● Aim
Could you output each line of the data that follows exactly?

[Saved entries]
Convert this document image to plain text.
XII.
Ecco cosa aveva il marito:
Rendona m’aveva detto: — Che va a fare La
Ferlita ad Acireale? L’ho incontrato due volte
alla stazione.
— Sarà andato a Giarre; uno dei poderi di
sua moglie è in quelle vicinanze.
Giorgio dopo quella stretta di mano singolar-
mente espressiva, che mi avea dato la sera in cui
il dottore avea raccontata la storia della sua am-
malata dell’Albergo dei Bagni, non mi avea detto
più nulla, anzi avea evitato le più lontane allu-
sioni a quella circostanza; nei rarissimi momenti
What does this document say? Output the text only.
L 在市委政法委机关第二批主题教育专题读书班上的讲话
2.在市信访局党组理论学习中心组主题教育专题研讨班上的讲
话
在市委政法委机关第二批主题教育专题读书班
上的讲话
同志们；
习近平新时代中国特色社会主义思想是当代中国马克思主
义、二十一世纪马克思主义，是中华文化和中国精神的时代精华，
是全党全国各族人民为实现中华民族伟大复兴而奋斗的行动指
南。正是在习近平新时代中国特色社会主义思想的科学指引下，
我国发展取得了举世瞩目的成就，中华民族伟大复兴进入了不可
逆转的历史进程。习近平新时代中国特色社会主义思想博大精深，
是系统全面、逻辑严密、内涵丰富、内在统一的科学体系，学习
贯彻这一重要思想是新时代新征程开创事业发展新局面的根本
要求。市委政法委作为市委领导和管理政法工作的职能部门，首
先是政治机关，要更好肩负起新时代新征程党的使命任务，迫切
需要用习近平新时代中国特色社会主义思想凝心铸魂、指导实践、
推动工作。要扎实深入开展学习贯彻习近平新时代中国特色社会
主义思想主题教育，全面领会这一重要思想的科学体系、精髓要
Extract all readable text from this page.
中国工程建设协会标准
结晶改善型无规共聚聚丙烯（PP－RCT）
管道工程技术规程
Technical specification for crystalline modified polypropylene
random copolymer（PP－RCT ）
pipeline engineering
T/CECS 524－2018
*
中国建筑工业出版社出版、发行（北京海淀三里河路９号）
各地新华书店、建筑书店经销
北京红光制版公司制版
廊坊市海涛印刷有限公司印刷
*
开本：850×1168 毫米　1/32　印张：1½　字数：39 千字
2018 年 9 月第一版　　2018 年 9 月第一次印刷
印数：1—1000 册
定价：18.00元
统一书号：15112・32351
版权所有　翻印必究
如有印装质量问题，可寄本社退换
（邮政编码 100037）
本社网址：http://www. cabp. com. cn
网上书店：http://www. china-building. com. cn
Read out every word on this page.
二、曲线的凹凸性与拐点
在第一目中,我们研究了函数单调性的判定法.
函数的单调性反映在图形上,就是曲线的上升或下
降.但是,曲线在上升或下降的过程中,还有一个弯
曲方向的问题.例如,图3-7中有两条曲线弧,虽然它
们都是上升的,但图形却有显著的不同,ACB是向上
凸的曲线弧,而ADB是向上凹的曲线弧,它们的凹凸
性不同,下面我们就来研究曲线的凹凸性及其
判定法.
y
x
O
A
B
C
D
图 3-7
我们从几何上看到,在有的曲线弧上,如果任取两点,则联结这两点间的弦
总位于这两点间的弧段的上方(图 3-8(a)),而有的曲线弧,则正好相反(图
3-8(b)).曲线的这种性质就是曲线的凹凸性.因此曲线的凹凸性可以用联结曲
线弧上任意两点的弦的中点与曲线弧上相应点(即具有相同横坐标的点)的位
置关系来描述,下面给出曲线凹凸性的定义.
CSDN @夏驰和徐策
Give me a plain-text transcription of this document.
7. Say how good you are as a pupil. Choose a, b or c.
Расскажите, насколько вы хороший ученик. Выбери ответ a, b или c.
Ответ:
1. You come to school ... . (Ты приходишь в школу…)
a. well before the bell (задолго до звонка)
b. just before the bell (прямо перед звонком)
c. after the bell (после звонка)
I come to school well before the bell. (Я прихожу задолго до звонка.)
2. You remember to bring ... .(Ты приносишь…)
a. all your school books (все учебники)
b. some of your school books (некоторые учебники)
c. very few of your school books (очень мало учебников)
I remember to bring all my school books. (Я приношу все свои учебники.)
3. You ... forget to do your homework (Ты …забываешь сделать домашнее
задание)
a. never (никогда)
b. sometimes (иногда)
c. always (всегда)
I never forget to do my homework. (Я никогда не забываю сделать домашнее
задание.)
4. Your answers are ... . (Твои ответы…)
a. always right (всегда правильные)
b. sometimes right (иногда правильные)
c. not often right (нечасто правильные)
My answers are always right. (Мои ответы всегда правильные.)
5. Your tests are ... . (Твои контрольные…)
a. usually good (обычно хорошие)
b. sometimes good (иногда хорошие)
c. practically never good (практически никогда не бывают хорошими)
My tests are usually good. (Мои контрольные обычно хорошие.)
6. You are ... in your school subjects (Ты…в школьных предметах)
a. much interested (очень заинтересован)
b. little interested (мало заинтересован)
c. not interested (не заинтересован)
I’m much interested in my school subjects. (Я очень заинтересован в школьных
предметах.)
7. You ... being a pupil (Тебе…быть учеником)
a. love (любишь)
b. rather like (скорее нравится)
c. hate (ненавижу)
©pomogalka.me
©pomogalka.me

● The response
Convert this document image to plain text.
XII.
Ecco cosa aveva il marito:
Rendona m’aveva detto: — Che va a fare La
Ferlita ad Acireale? L’ho incontrato due volte
alla stazione.
— Sarà andato a Giarre; uno dei poderi di
sua moglie è in quelle vicinanze.
Giorgio dopo quella stretta di mano singolar-
mente espressiva, che mi avea dato la sera in cui
il dottore avea raccontata la storia della sua am-
malata dell’Albergo dei Bagni, non mi avea detto
più nulla, anzi avea evitato le più lontane allu-
sioni a quella circostanza; nei rarissimi momenti
What does this document say? Output the text only.
L 在市委政法委机关第二批主题教育专题读书班上的讲话
2.在市信访局党组理论学习中心组主题教育专题研讨班上的讲
话
在市委政法委机关第二批主题教育专题读书班
上的讲话
同志们；
习近平新时代中国特色社会主义思想是当代中国马克思主
义、二十一世纪马克思主义，是中华文化和中国精神的时代精华，
是全党全国各族人民为实现中华民族伟大复兴而奋斗的行动指
南。正是在习近平新时代中国特色社会主义思想的科学指引下，
我国发展取得了举世瞩目的成就，中华民族伟大复兴进入了不可
逆转的历史进程。习近平新时代中国特色社会主义思想博大精深，
是系统全面、逻辑严密、内涵丰富、内在统一的科学体系，学习
贯彻这一重要思想是新时代新征程开创事业发展新局面的根本
要求。市委政法委作为市委领导和管理政法工作的职能部门，首
先是政治机关，要更好肩负起新时代新征程党的使命任务，迫切
需要用习近平新时代中国特色社会主义思想凝心铸魂、指导实践、
推动工作。要扎实深入开展学习贯彻习近平新时代中国特色社会
主义思想主题教育，全面领会这一重要思想的科学体系、精髓要
Extract all readable text from this page.
中国工程建设协会标准
结晶改善型无规共聚聚丙烯（PP－RCT）
管道工程技术规程
Technical specification for crystalline modified polypropylene
random copolymer（PP－RCT ）
pipeline engineering
T/CECS 524－2018
*
中国建筑工业出版社出版、发行（北京海淀三里河路９号）
各地新华书店、建筑书店经销
北京红光制版公司制版
廊坊市海涛印刷有限公司印刷
*
开本：850×1168 毫米　1/32　印张：1½　字数：39 千字
2018 年 9 月第一版　　2018 年 9 月第一次印刷
印数：1—1000 册
定价：18.00元
统一书号：15112・32351
版权所有　翻印必究
如有印装质量问题，可寄本社退换
（邮政编码 100037）
本社网址：http://www. cabp. com. cn
网上书店：http://www. china-building. com. cn
Read out every word on this page.
二、曲线的凹凸性与拐点
在第一目中,我们研究了函数单调性的判定法.
函数的单调性反映在图形上,就是曲线的上升或下
降.但是,曲线在上升或下降的过程中,还有一个弯
曲方向的问题.例如,图3-7中有两条曲线弧,虽然它
们都是上升的,但图形却有显著的不同,ACB是向上
凸的曲线弧,而ADB是向上凹的曲线弧,它们的凹凸
性不同,下面我们就来研究曲线的凹凸性及其
判定法.
y
x
O
A
B
C
D
图 3-7
我们从几何上看到,在有的曲线弧上,如果任取两点,则联结这两点间的弦
总位于这两点间的弧段的上方(图 3-8(a)),而有的曲线弧,则正好相反(图
3-8(b)).曲线的这种性质就是曲线的凹凸性.因此曲线的凹凸性可以用联结曲
线弧上任意两点的弦的中点与曲线弧上相应点(即具有相同横坐标的点)的位
置关系来描述,下面给出曲线凹凸性的定义.
CSDN @夏驰和徐策
Give me a plain-text transcription of this document.
7. Say how good you are as a pupil. Choose a, b or c.
Расскажите, насколько вы хороший ученик. Выбери ответ a, b или c.
Ответ:
1. You come to school ... . (Ты приходишь в школу…)
a. well before the bell (задолго до звонка)
b. just before the bell (прямо перед звонком)
c. after the bell (после звонка)
I come to school well before the bell. (Я прихожу задолго до звонка.)
2. You remember to bring ... .(Ты приносишь…)
a. all your school books (все учебники)
b. some of your school books (некоторые учебники)
c. very few of your school books (очень мало учебников)
I remember to bring all my school books. (Я приношу все свои учебники.)
3. You ... forget to do your homework (Ты …забываешь сделать домашнее
задание)
a. never (никогда)
b. sometimes (иногда)
c. always (всегда)
I never forget to do my homework. (Я никогда не забываю сделать домашнее
задание.)
4. Your answers are ... . (Твои ответы…)
a. always right (всегда правильные)
b. sometimes right (иногда правильные)
c. not often right (нечасто правильные)
My answers are always right. (Мои ответы всегда правильные.)
5. Your tests are ... . (Твои контрольные…)
a. usually good (обычно хорошие)
b. sometimes good (иногда хорошие)
c. practically never good (практически никогда не бывают хорошими)
My tests are usually good. (Мои контрольные обычно хорошие.)
6. You are ... in your school subjects (Ты…в школьных предметах)
a. much interested (очень заинтересован)
b. little interested (мало заинтересован)
c. not interested (не заинтересован)
I’m much interested in my school subjects. (Я очень заинтересован в школьных
предметах.)
7. You ... being a pupil (Тебе…быть учеником)
a. love (любишь)
b. rather like (скорее нравится)
c. hate (ненавижу)
©pomogalka.me
©pomogalka.me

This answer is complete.